## [AIM]
Output the data exactly, with every line intact.

## [INFORMATION GIVEN]
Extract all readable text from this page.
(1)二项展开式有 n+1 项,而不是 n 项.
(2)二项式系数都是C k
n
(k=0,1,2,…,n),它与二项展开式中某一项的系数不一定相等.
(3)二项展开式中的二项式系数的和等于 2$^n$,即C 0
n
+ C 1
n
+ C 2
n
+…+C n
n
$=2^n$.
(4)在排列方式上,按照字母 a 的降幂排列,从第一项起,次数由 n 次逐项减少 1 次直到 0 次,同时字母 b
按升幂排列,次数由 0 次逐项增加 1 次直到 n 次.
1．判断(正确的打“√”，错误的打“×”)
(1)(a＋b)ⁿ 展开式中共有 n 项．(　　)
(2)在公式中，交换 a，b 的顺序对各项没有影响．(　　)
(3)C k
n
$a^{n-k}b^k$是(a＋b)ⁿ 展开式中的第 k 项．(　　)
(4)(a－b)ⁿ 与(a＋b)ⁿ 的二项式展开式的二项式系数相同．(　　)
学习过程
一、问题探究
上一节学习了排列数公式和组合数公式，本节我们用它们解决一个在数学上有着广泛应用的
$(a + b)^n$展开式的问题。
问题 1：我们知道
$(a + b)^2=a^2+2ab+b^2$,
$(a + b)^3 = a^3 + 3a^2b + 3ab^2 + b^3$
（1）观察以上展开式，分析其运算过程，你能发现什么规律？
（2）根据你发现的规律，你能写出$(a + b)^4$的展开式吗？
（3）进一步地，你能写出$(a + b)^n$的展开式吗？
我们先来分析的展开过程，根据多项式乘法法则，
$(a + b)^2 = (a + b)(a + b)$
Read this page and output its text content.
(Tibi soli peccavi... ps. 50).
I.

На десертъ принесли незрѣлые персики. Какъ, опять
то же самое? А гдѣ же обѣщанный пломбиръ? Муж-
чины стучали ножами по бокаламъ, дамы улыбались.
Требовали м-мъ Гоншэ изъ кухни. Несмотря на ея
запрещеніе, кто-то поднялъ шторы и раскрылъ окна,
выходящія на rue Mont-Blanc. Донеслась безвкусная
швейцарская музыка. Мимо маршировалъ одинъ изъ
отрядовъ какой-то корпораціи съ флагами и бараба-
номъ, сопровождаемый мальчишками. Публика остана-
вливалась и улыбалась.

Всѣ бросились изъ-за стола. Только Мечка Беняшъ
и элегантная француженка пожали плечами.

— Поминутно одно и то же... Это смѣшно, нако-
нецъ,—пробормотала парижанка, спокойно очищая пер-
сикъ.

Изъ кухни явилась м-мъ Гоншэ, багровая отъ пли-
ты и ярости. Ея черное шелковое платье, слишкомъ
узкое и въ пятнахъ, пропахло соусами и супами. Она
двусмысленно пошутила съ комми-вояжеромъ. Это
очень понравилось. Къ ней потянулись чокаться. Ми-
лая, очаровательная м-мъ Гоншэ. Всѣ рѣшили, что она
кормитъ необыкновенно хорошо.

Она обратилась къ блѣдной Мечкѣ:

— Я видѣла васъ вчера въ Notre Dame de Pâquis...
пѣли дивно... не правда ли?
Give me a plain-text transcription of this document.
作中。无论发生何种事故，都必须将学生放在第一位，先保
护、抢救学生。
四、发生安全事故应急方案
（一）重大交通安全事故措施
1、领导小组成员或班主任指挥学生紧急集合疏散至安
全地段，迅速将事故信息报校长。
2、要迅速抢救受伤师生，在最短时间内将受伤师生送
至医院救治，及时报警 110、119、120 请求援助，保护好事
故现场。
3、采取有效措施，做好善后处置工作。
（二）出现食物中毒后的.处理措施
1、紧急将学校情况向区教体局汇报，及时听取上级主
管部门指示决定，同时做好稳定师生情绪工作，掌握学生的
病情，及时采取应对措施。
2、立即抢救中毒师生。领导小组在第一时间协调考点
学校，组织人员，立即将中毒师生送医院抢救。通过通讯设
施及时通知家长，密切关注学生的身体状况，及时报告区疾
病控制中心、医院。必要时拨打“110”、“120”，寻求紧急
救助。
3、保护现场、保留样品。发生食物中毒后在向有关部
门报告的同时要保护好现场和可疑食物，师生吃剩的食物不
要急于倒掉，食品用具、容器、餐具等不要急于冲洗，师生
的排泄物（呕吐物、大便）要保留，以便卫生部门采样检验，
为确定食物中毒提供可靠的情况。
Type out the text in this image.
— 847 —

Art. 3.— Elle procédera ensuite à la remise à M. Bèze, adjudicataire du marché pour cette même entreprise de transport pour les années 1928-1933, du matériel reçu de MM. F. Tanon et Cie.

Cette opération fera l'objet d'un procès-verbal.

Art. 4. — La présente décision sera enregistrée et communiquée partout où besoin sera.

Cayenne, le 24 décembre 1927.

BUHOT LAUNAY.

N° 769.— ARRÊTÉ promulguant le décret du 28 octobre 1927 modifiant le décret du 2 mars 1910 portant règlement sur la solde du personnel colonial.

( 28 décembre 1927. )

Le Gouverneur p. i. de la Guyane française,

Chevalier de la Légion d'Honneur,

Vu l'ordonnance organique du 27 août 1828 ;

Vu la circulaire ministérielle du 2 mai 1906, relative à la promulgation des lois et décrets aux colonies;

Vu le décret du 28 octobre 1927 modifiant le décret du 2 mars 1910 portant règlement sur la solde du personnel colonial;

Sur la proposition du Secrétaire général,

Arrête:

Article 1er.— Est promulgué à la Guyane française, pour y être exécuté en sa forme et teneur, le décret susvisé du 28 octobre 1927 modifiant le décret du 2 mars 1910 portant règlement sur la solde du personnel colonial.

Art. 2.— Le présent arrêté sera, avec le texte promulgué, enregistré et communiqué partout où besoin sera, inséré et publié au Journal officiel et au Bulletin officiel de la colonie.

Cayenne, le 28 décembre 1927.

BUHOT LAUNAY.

## [CORRECT ANSWER]
Extract all readable text from this page.
(1)二项展开式有 n+1 项,而不是 n 项.
(2)二项式系数都是C k
n
(k=0,1,2,…,n),它与二项展开式中某一项的系数不一定相等.
(3)二项展开式中的二项式系数的和等于 2$^n$,即C 0
n
+ C 1
n
+ C 2
n
+…+C n
n
$=2^n$.
(4)在排列方式上,按照字母 a 的降幂排列,从第一项起,次数由 n 次逐项减少 1 次直到 0 次,同时字母 b
按升幂排列,次数由 0 次逐项增加 1 次直到 n 次.
1．判断(正确的打“√”，错误的打“×”)
(1)(a＋b)ⁿ 展开式中共有 n 项．(　　)
(2)在公式中，交换 a，b 的顺序对各项没有影响．(　　)
(3)C k
n
$a^{n-k}b^k$是(a＋b)ⁿ 展开式中的第 k 项．(　　)
(4)(a－b)ⁿ 与(a＋b)ⁿ 的二项式展开式的二项式系数相同．(　　)
学习过程
一、问题探究
上一节学习了排列数公式和组合数公式，本节我们用它们解决一个在数学上有着广泛应用的
$(a + b)^n$展开式的问题。
问题 1：我们知道
$(a + b)^2=a^2+2ab+b^2$,
$(a + b)^3 = a^3 + 3a^2b + 3ab^2 + b^3$
（1）观察以上展开式，分析其运算过程，你能发现什么规律？
（2）根据你发现的规律，你能写出$(a + b)^4$的展开式吗？
（3）进一步地，你能写出$(a + b)^n$的展开式吗？
我们先来分析的展开过程，根据多项式乘法法则，
$(a + b)^2 = (a + b)(a + b)$
Read this page and output its text content.
(Tibi soli peccavi... ps. 50).
I.

На десертъ принесли незрѣлые персики. Какъ, опять
то же самое? А гдѣ же обѣщанный пломбиръ? Муж-
чины стучали ножами по бокаламъ, дамы улыбались.
Требовали м-мъ Гоншэ изъ кухни. Несмотря на ея
запрещеніе, кто-то поднялъ шторы и раскрылъ окна,
выходящія на rue Mont-Blanc. Донеслась безвкусная
швейцарская музыка. Мимо маршировалъ одинъ изъ
отрядовъ какой-то корпораціи съ флагами и бараба-
номъ, сопровождаемый мальчишками. Публика остана-
вливалась и улыбалась.

Всѣ бросились изъ-за стола. Только Мечка Беняшъ
и элегантная француженка пожали плечами.

— Поминутно одно и то же... Это смѣшно, нако-
нецъ,—пробормотала парижанка, спокойно очищая пер-
сикъ.

Изъ кухни явилась м-мъ Гоншэ, багровая отъ пли-
ты и ярости. Ея черное шелковое платье, слишкомъ
узкое и въ пятнахъ, пропахло соусами и супами. Она
двусмысленно пошутила съ комми-вояжеромъ. Это
очень понравилось. Къ ней потянулись чокаться. Ми-
лая, очаровательная м-мъ Гоншэ. Всѣ рѣшили, что она
кормитъ необыкновенно хорошо.

Она обратилась къ блѣдной Мечкѣ:

— Я видѣла васъ вчера въ Notre Dame de Pâquis...
пѣли дивно... не правда ли?
Give me a plain-text transcription of this document.
作中。无论发生何种事故，都必须将学生放在第一位，先保
护、抢救学生。
四、发生安全事故应急方案
（一）重大交通安全事故措施
1、领导小组成员或班主任指挥学生紧急集合疏散至安
全地段，迅速将事故信息报校长。
2、要迅速抢救受伤师生，在最短时间内将受伤师生送
至医院救治，及时报警 110、119、120 请求援助，保护好事
故现场。
3、采取有效措施，做好善后处置工作。
（二）出现食物中毒后的.处理措施
1、紧急将学校情况向区教体局汇报，及时听取上级主
管部门指示决定，同时做好稳定师生情绪工作，掌握学生的
病情，及时采取应对措施。
2、立即抢救中毒师生。领导小组在第一时间协调考点
学校，组织人员，立即将中毒师生送医院抢救。通过通讯设
施及时通知家长，密切关注学生的身体状况，及时报告区疾
病控制中心、医院。必要时拨打“110”、“120”，寻求紧急
救助。
3、保护现场、保留样品。发生食物中毒后在向有关部
门报告的同时要保护好现场和可疑食物，师生吃剩的食物不
要急于倒掉，食品用具、容器、餐具等不要急于冲洗，师生
的排泄物（呕吐物、大便）要保留，以便卫生部门采样检验，
为确定食物中毒提供可靠的情况。
Type out the text in this image.
— 847 —

Art. 3.— Elle procédera ensuite à la remise à M. Bèze, adjudicataire du marché pour cette même entreprise de transport pour les années 1928-1933, du matériel reçu de MM. F. Tanon et Cie.

Cette opération fera l'objet d'un procès-verbal.

Art. 4. — La présente décision sera enregistrée et communiquée partout où besoin sera.

Cayenne, le 24 décembre 1927.

BUHOT LAUNAY.

N° 769.— ARRÊTÉ promulguant le décret du 28 octobre 1927 modifiant le décret du 2 mars 1910 portant règlement sur la solde du personnel colonial.

( 28 décembre 1927. )

Le Gouverneur p. i. de la Guyane française,

Chevalier de la Légion d'Honneur,

Vu l'ordonnance organique du 27 août 1828 ;

Vu la circulaire ministérielle du 2 mai 1906, relative à la promulgation des lois et décrets aux colonies;

Vu le décret du 28 octobre 1927 modifiant le décret du 2 mars 1910 portant règlement sur la solde du personnel colonial;

Sur la proposition du Secrétaire général,

Arrête:

Article 1er.— Est promulgué à la Guyane française, pour y être exécuté en sa forme et teneur, le décret susvisé du 28 octobre 1927 modifiant le décret du 2 mars 1910 portant règlement sur la solde du personnel colonial.

Art. 2.— Le présent arrêté sera, avec le texte promulgué, enregistré et communiqué partout où besoin sera, inséré et publié au Journal officiel et au Bulletin officiel de la colonie.

Cayenne, le 28 décembre 1927.

BUHOT LAUNAY.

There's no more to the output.